What the task requires: Return every line of the records below verbatim, with no pictures in the copy.

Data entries
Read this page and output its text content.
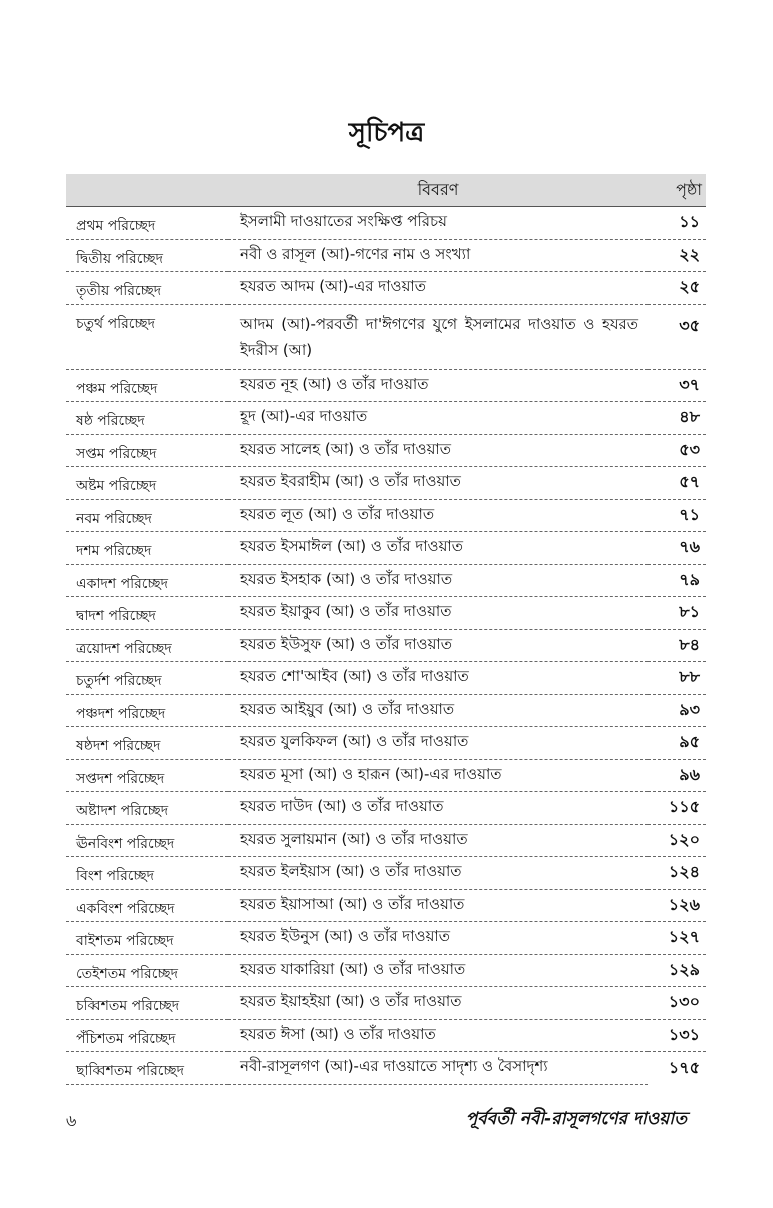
সূচিপত্র
	বিবরণ	পৃষ্ঠা
প্রথম পরিচ্ছেদ	ইসলামী দাওয়াতের সংক্ষিপ্ত পরিচয়	১১
দ্বিতীয় পরিচ্ছেদ	নবী ও রাসূল (আ)-গণের নাম ও সংখ্যা	২২
তৃতীয় পরিচ্ছেদ	হযরত আদম (আ)-এর দাওয়াত	২৫
চতুর্থ পরিচ্ছেদ	আদম (আ)-পরবর্তী দা'ঈগণের যুগে ইসলামের দাওয়াত ও হযরত ইদরীস (আ)	৩৫
পঞ্চম পরিচ্ছেদ	হযরত নূহ (আ) ও তাঁর দাওয়াত	৩৭
ষষ্ঠ পরিচ্ছেদ	হূদ (আ)-এর দাওয়াত	৪৮
সপ্তম পরিচ্ছেদ	হযরত সালেহ (আ) ও তাঁর দাওয়াত	৫৩
অষ্টম পরিচ্ছেদ	হযরত ইবরাহীম (আ) ও তাঁর দাওয়াত	৫৭
নবম পরিচ্ছেদ	হযরত লূত (আ) ও তাঁর দাওয়াত	৭১
দশম পরিচ্ছেদ	হযরত ইসমাঈল (আ) ও তাঁর দাওয়াত	৭৬
একাদশ পরিচ্ছেদ	হযরত ইসহাক (আ) ও তাঁর দাওয়াত	৭৯
দ্বাদশ পরিচ্ছেদ	হযরত ইয়াকুব (আ) ও তাঁর দাওয়াত	৮১
ত্রয়োদশ পরিচ্ছেদ	হযরত ইউসুফ (আ) ও তাঁর দাওয়াত	৮৪
চতুর্দশ পরিচ্ছেদ	হযরত শো'আইব (আ) ও তাঁর দাওয়াত	৮৮
পঞ্চদশ পরিচ্ছেদ	হযরত আইয়ুব (আ) ও তাঁর দাওয়াত	৯৩
ষষ্ঠদশ পরিচ্ছেদ	হযরত যুলকিফল (আ) ও তাঁর দাওয়াত	৯৫
সপ্তদশ পরিচ্ছেদ	হযরত মূসা (আ) ও হারূন (আ)-এর দাওয়াত	৯৬
অষ্টাদশ পরিচ্ছেদ	হযরত দাউদ (আ) ও তাঁর দাওয়াত	১১৫
ঊনবিংশ পরিচ্ছেদ	হযরত সুলায়মান (আ) ও তাঁর দাওয়াত	১২০
বিংশ পরিচ্ছেদ	হযরত ইলইয়াস (আ) ও তাঁর দাওয়াত	১২৪
একবিংশ পরিচ্ছেদ	হযরত ইয়াসাআ (আ) ও তাঁর দাওয়াত	১২৬
বাইশতম পরিচ্ছেদ	হযরত ইউনুস (আ) ও তাঁর দাওয়াত	১২৭
তেইশতম পরিচ্ছেদ	হযরত যাকারিয়া (আ) ও তাঁর দাওয়াত	১২৯
চব্বিশতম পরিচ্ছেদ	হযরত ইয়াহইয়া (আ) ও তাঁর দাওয়াত	১৩০
পঁচিশতম পরিচ্ছেদ	হযরত ঈসা (আ) ও তাঁর দাওয়াত	১৩১
ছাব্বিশতম পরিচ্ছেদ	নবী-রাসূলগণ (আ)-এর দাওয়াতে সাদৃশ্য ও বৈসাদৃশ্য	১৭৫
৬	পূর্ববর্তী নবী-রাসূলগণের দাওয়াত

Solution:
Read this page and output its text content.
সূচিপত্র
	বিবরণ	পৃষ্ঠা
প্রথম পরিচ্ছেদ	ইসলামী দাওয়াতের সংক্ষিপ্ত পরিচয়	১১
দ্বিতীয় পরিচ্ছেদ	নবী ও রাসূল (আ)-গণের নাম ও সংখ্যা	২২
তৃতীয় পরিচ্ছেদ	হযরত আদম (আ)-এর দাওয়াত	২৫
চতুর্থ পরিচ্ছেদ	আদম (আ)-পরবর্তী দা'ঈগণের যুগে ইসলামের দাওয়াত ও হযরত ইদরীস (আ)	৩৫
পঞ্চম পরিচ্ছেদ	হযরত নূহ (আ) ও তাঁর দাওয়াত	৩৭
ষষ্ঠ পরিচ্ছেদ	হূদ (আ)-এর দাওয়াত	৪৮
সপ্তম পরিচ্ছেদ	হযরত সালেহ (আ) ও তাঁর দাওয়াত	৫৩
অষ্টম পরিচ্ছেদ	হযরত ইবরাহীম (আ) ও তাঁর দাওয়াত	৫৭
নবম পরিচ্ছেদ	হযরত লূত (আ) ও তাঁর দাওয়াত	৭১
দশম পরিচ্ছেদ	হযরত ইসমাঈল (আ) ও তাঁর দাওয়াত	৭৬
একাদশ পরিচ্ছেদ	হযরত ইসহাক (আ) ও তাঁর দাওয়াত	৭৯
দ্বাদশ পরিচ্ছেদ	হযরত ইয়াকুব (আ) ও তাঁর দাওয়াত	৮১
ত্রয়োদশ পরিচ্ছেদ	হযরত ইউসুফ (আ) ও তাঁর দাওয়াত	৮৪
চতুর্দশ পরিচ্ছেদ	হযরত শো'আইব (আ) ও তাঁর দাওয়াত	৮৮
পঞ্চদশ পরিচ্ছেদ	হযরত আইয়ুব (আ) ও তাঁর দাওয়াত	৯৩
ষষ্ঠদশ পরিচ্ছেদ	হযরত যুলকিফল (আ) ও তাঁর দাওয়াত	৯৫
সপ্তদশ পরিচ্ছেদ	হযরত মূসা (আ) ও হারূন (আ)-এর দাওয়াত	৯৬
অষ্টাদশ পরিচ্ছেদ	হযরত দাউদ (আ) ও তাঁর দাওয়াত	১১৫
ঊনবিংশ পরিচ্ছেদ	হযরত সুলায়মান (আ) ও তাঁর দাওয়াত	১২০
বিংশ পরিচ্ছেদ	হযরত ইলইয়াস (আ) ও তাঁর দাওয়াত	১২৪
একবিংশ পরিচ্ছেদ	হযরত ইয়াসাআ (আ) ও তাঁর দাওয়াত	১২৬
বাইশতম পরিচ্ছেদ	হযরত ইউনুস (আ) ও তাঁর দাওয়াত	১২৭
তেইশতম পরিচ্ছেদ	হযরত যাকারিয়া (আ) ও তাঁর দাওয়াত	১২৯
চব্বিশতম পরিচ্ছেদ	হযরত ইয়াহইয়া (আ) ও তাঁর দাওয়াত	১৩০
পঁচিশতম পরিচ্ছেদ	হযরত ঈসা (আ) ও তাঁর দাওয়াত	১৩১
ছাব্বিশতম পরিচ্ছেদ	নবী-রাসূলগণ (আ)-এর দাওয়াতে সাদৃশ্য ও বৈসাদৃশ্য	১৭৫
৬	পূর্ববর্তী নবী-রাসূলগণের দাওয়াত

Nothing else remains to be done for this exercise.